Data excerpts
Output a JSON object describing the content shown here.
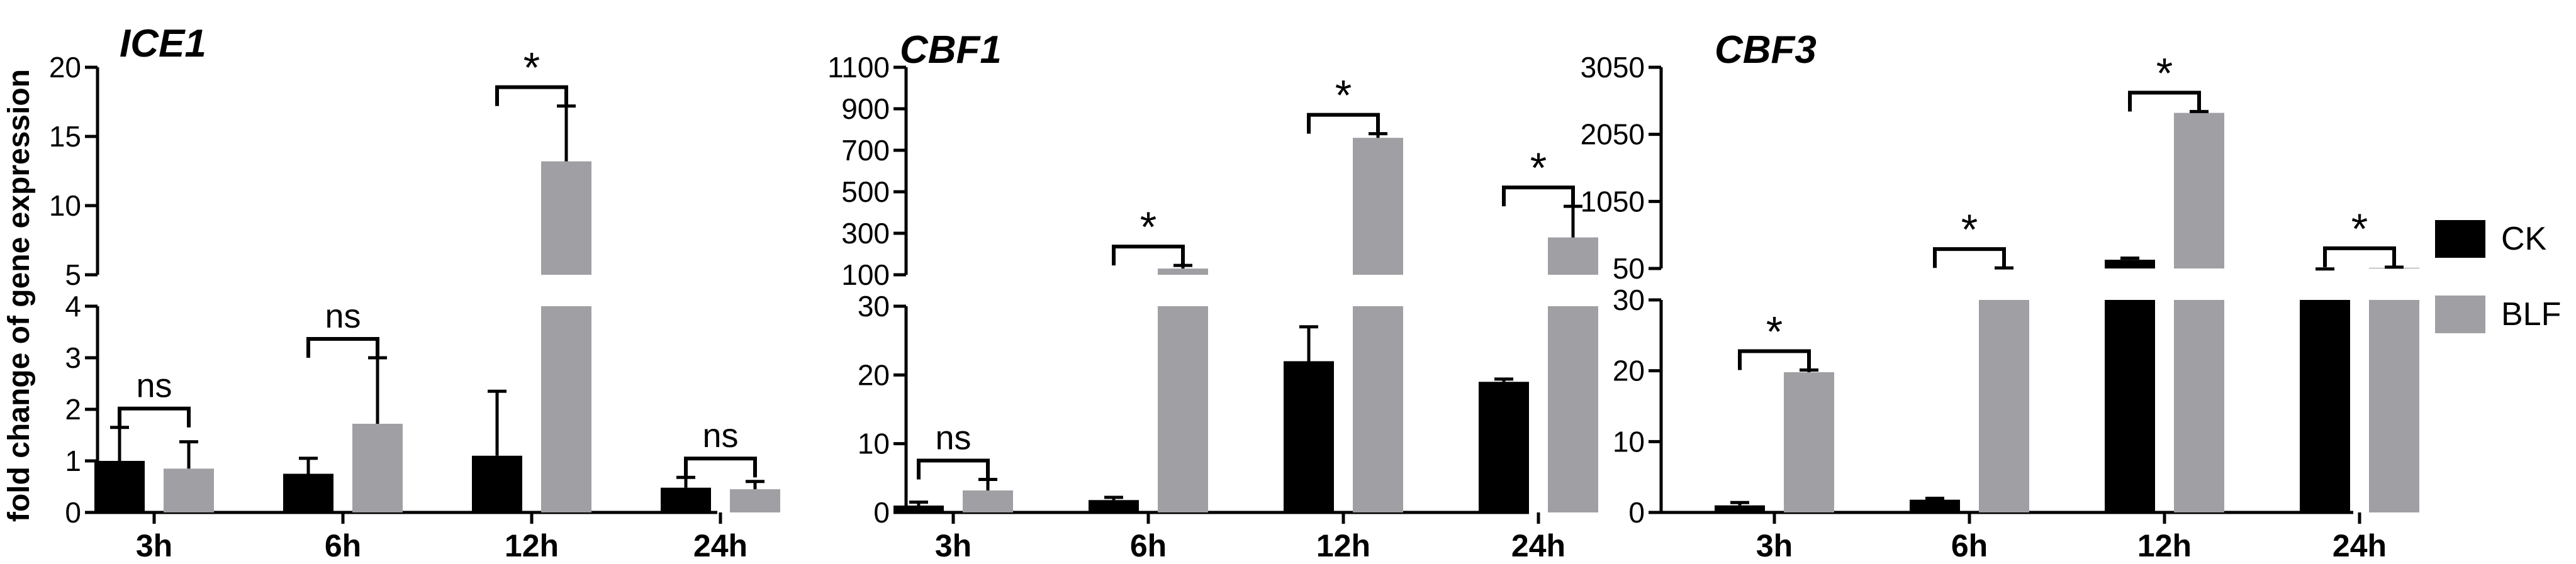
{
  "figure": {
    "ylabel": "fold change of gene expression",
    "legend": [
      {
        "label": "CK",
        "color": "#000000"
      },
      {
        "label": "BLF",
        "color": "#a0a0a4"
      }
    ]
  },
  "chart_data": [
    {
      "type": "bar",
      "title": "ICE1",
      "xlabel": "",
      "ylabel": "fold change of gene expression",
      "categories": [
        "3h",
        "6h",
        "12h",
        "24h"
      ],
      "series": [
        {
          "name": "CK",
          "values": [
            1.0,
            0.75,
            1.1,
            0.48
          ],
          "errors": [
            0.65,
            0.3,
            1.25,
            0.2
          ]
        },
        {
          "name": "BLF",
          "values": [
            0.85,
            1.72,
            13.2,
            0.45
          ],
          "errors": [
            0.52,
            1.28,
            4.0,
            0.15
          ]
        }
      ],
      "annotations": [
        "ns",
        "ns",
        "*",
        "ns"
      ],
      "y_axis_break": true,
      "ylim_lower": [
        0,
        4
      ],
      "ylim_upper": [
        5,
        20
      ],
      "yticks_lower": [
        "0",
        "1",
        "2",
        "3",
        "4"
      ],
      "yticks_upper": [
        "5",
        "10",
        "15",
        "20"
      ]
    },
    {
      "type": "bar",
      "title": "CBF1",
      "xlabel": "",
      "ylabel": "",
      "categories": [
        "3h",
        "6h",
        "12h",
        "24h"
      ],
      "series": [
        {
          "name": "CK",
          "values": [
            1.0,
            1.8,
            22.0,
            19.0
          ],
          "errors": [
            0.5,
            0.4,
            5.0,
            0.4
          ]
        },
        {
          "name": "BLF",
          "values": [
            3.2,
            130,
            760,
            280
          ],
          "errors": [
            1.6,
            15,
            20,
            150
          ]
        }
      ],
      "annotations": [
        "ns",
        "*",
        "*",
        "*"
      ],
      "y_axis_break": true,
      "ylim_lower": [
        0,
        30
      ],
      "ylim_upper": [
        100,
        1100
      ],
      "yticks_lower": [
        "0",
        "10",
        "20",
        "30"
      ],
      "yticks_upper": [
        "100",
        "300",
        "500",
        "700",
        "900",
        "1100"
      ]
    },
    {
      "type": "bar",
      "title": "CBF3",
      "xlabel": "",
      "ylabel": "",
      "categories": [
        "3h",
        "6h",
        "12h",
        "24h"
      ],
      "series": [
        {
          "name": "CK",
          "values": [
            1.0,
            1.8,
            180,
            40
          ],
          "errors": [
            0.4,
            0.2,
            25,
            3
          ]
        },
        {
          "name": "BLF",
          "values": [
            19.8,
            52,
            2370,
            60
          ],
          "errors": [
            0.3,
            6,
            20,
            10
          ]
        }
      ],
      "annotations": [
        "*",
        "*",
        "*",
        "*"
      ],
      "y_axis_break": true,
      "ylim_lower": [
        0,
        30
      ],
      "ylim_upper": [
        50,
        3050
      ],
      "yticks_lower": [
        "0",
        "10",
        "20",
        "30"
      ],
      "yticks_upper": [
        "50",
        "1050",
        "2050",
        "3050"
      ]
    }
  ]
}
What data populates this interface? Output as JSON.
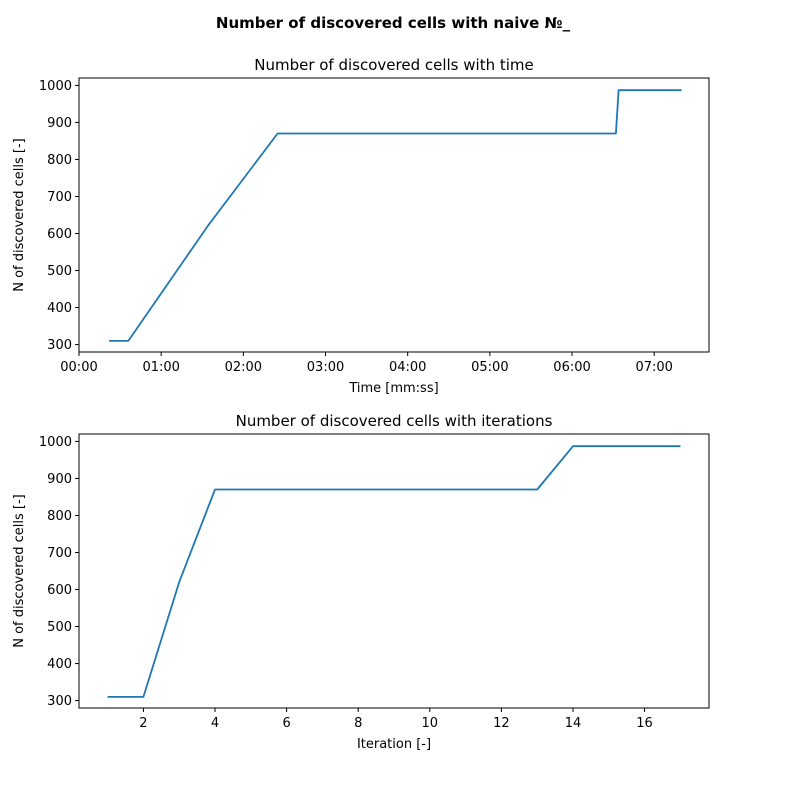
{
  "figure": {
    "suptitle": "Number of discovered cells with naive №_"
  },
  "colors": {
    "line": "#1f77b4"
  },
  "chart_data": [
    {
      "type": "line",
      "title": "Number of discovered cells with time",
      "xlabel": "Time [mm:ss]",
      "ylabel": "N of discovered cells [-]",
      "x_unit": "seconds",
      "xlim": [
        0,
        460
      ],
      "ylim": [
        280,
        1020
      ],
      "xticks": [
        0,
        60,
        120,
        180,
        240,
        300,
        360,
        420
      ],
      "xtick_labels": [
        "00:00",
        "01:00",
        "02:00",
        "03:00",
        "04:00",
        "05:00",
        "06:00",
        "07:00"
      ],
      "yticks": [
        300,
        400,
        500,
        600,
        700,
        800,
        900,
        1000
      ],
      "grid": false,
      "series": [
        {
          "x": [
            22,
            36,
            94,
            145,
            392,
            394,
            440
          ],
          "y": [
            310,
            310,
            620,
            870,
            870,
            987,
            987
          ]
        }
      ]
    },
    {
      "type": "line",
      "title": "Number of discovered cells with iterations",
      "xlabel": "Iteration [-]",
      "ylabel": "N of discovered cells [-]",
      "xlim": [
        0.2,
        17.8
      ],
      "ylim": [
        280,
        1020
      ],
      "xticks": [
        2,
        4,
        6,
        8,
        10,
        12,
        14,
        16
      ],
      "yticks": [
        300,
        400,
        500,
        600,
        700,
        800,
        900,
        1000
      ],
      "grid": false,
      "series": [
        {
          "x": [
            1,
            2,
            3,
            4,
            5,
            6,
            7,
            8,
            9,
            10,
            11,
            12,
            13,
            14,
            15,
            16,
            17
          ],
          "y": [
            310,
            310,
            620,
            870,
            870,
            870,
            870,
            870,
            870,
            870,
            870,
            870,
            870,
            987,
            987,
            987,
            987
          ]
        }
      ]
    }
  ]
}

__What you have to do__
Copy each line of the records above exactly as written. Do not carry over any picture.

__Output for this exercise__
Output a JSON object describing the content shown here.
{
  "figure": {
    "ylabel": "fold change of gene expression",
    "legend": [
      {
        "label": "CK",
        "color": "#000000"
      },
      {
        "label": "BLF",
        "color": "#a0a0a4"
      }
    ]
  },
  "chart_data": [
    {
      "type": "bar",
      "title": "ICE1",
      "xlabel": "",
      "ylabel": "fold change of gene expression",
      "categories": [
        "3h",
        "6h",
        "12h",
        "24h"
      ],
      "series": [
        {
          "name": "CK",
          "values": [
            1.0,
            0.75,
            1.1,
            0.48
          ],
          "errors": [
            0.65,
            0.3,
            1.25,
            0.2
          ]
        },
        {
          "name": "BLF",
          "values": [
            0.85,
            1.72,
            13.2,
            0.45
          ],
          "errors": [
            0.52,
            1.28,
            4.0,
            0.15
          ]
        }
      ],
      "annotations": [
        "ns",
        "ns",
        "*",
        "ns"
      ],
      "y_axis_break": true,
      "ylim_lower": [
        0,
        4
      ],
      "ylim_upper": [
        5,
        20
      ],
      "yticks_lower": [
        "0",
        "1",
        "2",
        "3",
        "4"
      ],
      "yticks_upper": [
        "5",
        "10",
        "15",
        "20"
      ]
    },
    {
      "type": "bar",
      "title": "CBF1",
      "xlabel": "",
      "ylabel": "",
      "categories": [
        "3h",
        "6h",
        "12h",
        "24h"
      ],
      "series": [
        {
          "name": "CK",
          "values": [
            1.0,
            1.8,
            22.0,
            19.0
          ],
          "errors": [
            0.5,
            0.4,
            5.0,
            0.4
          ]
        },
        {
          "name": "BLF",
          "values": [
            3.2,
            130,
            760,
            280
          ],
          "errors": [
            1.6,
            15,
            20,
            150
          ]
        }
      ],
      "annotations": [
        "ns",
        "*",
        "*",
        "*"
      ],
      "y_axis_break": true,
      "ylim_lower": [
        0,
        30
      ],
      "ylim_upper": [
        100,
        1100
      ],
      "yticks_lower": [
        "0",
        "10",
        "20",
        "30"
      ],
      "yticks_upper": [
        "100",
        "300",
        "500",
        "700",
        "900",
        "1100"
      ]
    },
    {
      "type": "bar",
      "title": "CBF3",
      "xlabel": "",
      "ylabel": "",
      "categories": [
        "3h",
        "6h",
        "12h",
        "24h"
      ],
      "series": [
        {
          "name": "CK",
          "values": [
            1.0,
            1.8,
            180,
            40
          ],
          "errors": [
            0.4,
            0.2,
            25,
            3
          ]
        },
        {
          "name": "BLF",
          "values": [
            19.8,
            52,
            2370,
            60
          ],
          "errors": [
            0.3,
            6,
            20,
            10
          ]
        }
      ],
      "annotations": [
        "*",
        "*",
        "*",
        "*"
      ],
      "y_axis_break": true,
      "ylim_lower": [
        0,
        30
      ],
      "ylim_upper": [
        50,
        3050
      ],
      "yticks_lower": [
        "0",
        "10",
        "20",
        "30"
      ],
      "yticks_upper": [
        "50",
        "1050",
        "2050",
        "3050"
      ]
    }
  ]
}
What data populates this interface? Output as JSON.
{
  "figure": {
    "suptitle": "Number of discovered cells with naive №_"
  },
  "colors": {
    "line": "#1f77b4"
  },
  "chart_data": [
    {
      "type": "line",
      "title": "Number of discovered cells with time",
      "xlabel": "Time [mm:ss]",
      "ylabel": "N of discovered cells [-]",
      "x_unit": "seconds",
      "xlim": [
        0,
        460
      ],
      "ylim": [
        280,
        1020
      ],
      "xticks": [
        0,
        60,
        120,
        180,
        240,
        300,
        360,
        420
      ],
      "xtick_labels": [
        "00:00",
        "01:00",
        "02:00",
        "03:00",
        "04:00",
        "05:00",
        "06:00",
        "07:00"
      ],
      "yticks": [
        300,
        400,
        500,
        600,
        700,
        800,
        900,
        1000
      ],
      "grid": false,
      "series": [
        {
          "x": [
            22,
            36,
            94,
            145,
            392,
            394,
            440
          ],
          "y": [
            310,
            310,
            620,
            870,
            870,
            987,
            987
          ]
        }
      ]
    },
    {
      "type": "line",
      "title": "Number of discovered cells with iterations",
      "xlabel": "Iteration [-]",
      "ylabel": "N of discovered cells [-]",
      "xlim": [
        0.2,
        17.8
      ],
      "ylim": [
        280,
        1020
      ],
      "xticks": [
        2,
        4,
        6,
        8,
        10,
        12,
        14,
        16
      ],
      "yticks": [
        300,
        400,
        500,
        600,
        700,
        800,
        900,
        1000
      ],
      "grid": false,
      "series": [
        {
          "x": [
            1,
            2,
            3,
            4,
            5,
            6,
            7,
            8,
            9,
            10,
            11,
            12,
            13,
            14,
            15,
            16,
            17
          ],
          "y": [
            310,
            310,
            620,
            870,
            870,
            870,
            870,
            870,
            870,
            870,
            870,
            870,
            870,
            987,
            987,
            987,
            987
          ]
        }
      ]
    }
  ]
}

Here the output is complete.